Your task
List the lines of this listing that hold the word "marker".

Extracted entries
==========

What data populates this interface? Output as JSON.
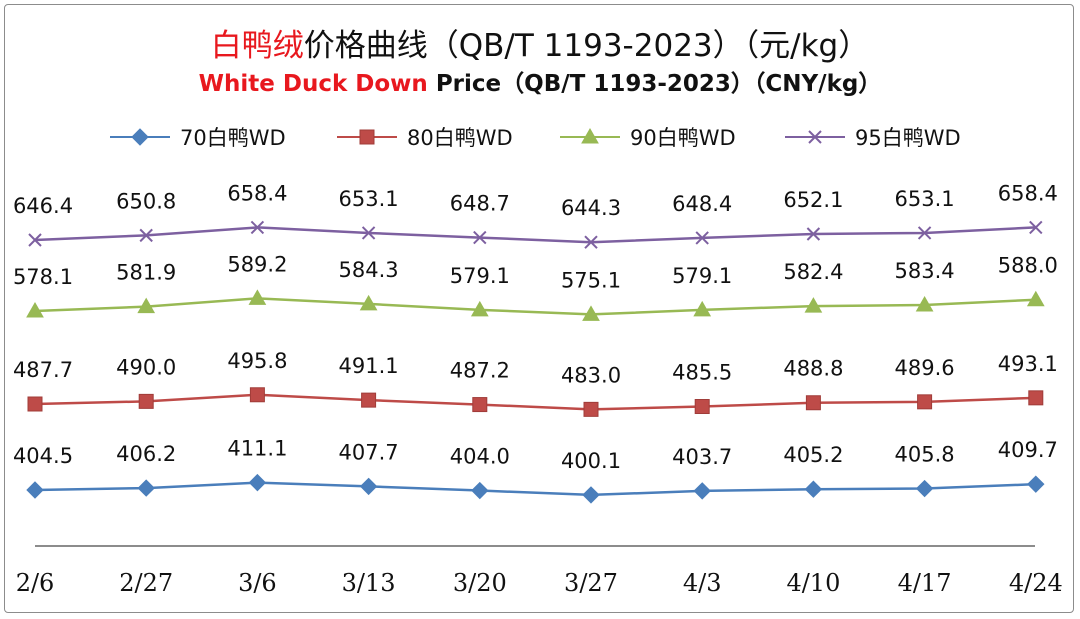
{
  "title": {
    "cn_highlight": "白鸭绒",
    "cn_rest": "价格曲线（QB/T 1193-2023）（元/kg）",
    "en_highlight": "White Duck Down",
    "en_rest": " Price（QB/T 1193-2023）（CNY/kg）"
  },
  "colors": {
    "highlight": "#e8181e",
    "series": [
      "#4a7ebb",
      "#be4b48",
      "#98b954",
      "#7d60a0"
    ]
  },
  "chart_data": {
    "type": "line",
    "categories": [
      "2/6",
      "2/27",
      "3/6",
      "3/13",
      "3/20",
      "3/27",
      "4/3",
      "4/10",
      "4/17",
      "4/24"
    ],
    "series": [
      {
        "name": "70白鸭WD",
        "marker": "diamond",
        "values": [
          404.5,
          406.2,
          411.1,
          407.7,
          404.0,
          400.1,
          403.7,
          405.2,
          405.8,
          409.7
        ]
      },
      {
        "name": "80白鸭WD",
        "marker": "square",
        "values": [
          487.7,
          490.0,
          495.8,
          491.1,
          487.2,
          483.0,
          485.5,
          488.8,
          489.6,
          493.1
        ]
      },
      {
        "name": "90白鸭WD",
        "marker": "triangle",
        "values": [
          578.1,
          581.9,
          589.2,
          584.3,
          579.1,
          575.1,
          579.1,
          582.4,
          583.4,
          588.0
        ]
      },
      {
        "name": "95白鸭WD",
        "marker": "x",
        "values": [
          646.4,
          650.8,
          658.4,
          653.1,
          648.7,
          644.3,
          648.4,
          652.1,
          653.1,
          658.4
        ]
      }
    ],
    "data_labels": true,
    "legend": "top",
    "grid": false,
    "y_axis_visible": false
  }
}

==========

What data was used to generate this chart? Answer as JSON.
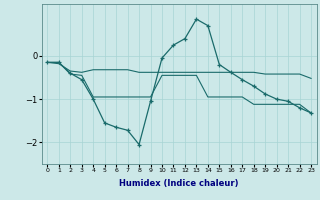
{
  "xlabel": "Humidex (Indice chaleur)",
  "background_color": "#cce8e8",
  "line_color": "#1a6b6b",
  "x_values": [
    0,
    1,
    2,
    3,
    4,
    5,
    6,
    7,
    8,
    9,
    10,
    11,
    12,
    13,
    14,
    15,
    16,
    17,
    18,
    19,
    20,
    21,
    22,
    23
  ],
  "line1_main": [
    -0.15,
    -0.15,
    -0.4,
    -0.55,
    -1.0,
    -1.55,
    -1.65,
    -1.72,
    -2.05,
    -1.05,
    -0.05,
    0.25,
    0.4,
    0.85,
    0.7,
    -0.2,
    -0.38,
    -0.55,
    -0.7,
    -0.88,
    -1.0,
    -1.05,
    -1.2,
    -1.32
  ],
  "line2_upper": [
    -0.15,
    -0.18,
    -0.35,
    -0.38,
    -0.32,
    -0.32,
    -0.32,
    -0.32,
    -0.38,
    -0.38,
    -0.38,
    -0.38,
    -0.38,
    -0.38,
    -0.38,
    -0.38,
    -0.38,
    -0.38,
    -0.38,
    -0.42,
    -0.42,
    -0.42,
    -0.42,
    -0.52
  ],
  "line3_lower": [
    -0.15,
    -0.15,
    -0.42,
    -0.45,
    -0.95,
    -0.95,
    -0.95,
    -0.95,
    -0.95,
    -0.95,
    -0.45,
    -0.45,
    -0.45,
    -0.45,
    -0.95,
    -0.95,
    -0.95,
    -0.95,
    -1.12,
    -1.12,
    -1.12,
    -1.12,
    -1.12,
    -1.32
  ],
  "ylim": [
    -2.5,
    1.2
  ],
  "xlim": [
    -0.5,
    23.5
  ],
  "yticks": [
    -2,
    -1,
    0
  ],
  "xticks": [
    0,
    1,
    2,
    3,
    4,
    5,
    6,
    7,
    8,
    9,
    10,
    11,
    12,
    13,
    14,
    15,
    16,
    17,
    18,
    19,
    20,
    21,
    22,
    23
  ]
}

==========

Result
        "marker": "diamond",
        "marker": "square",
        "marker": "triangle",
        "marker": "x",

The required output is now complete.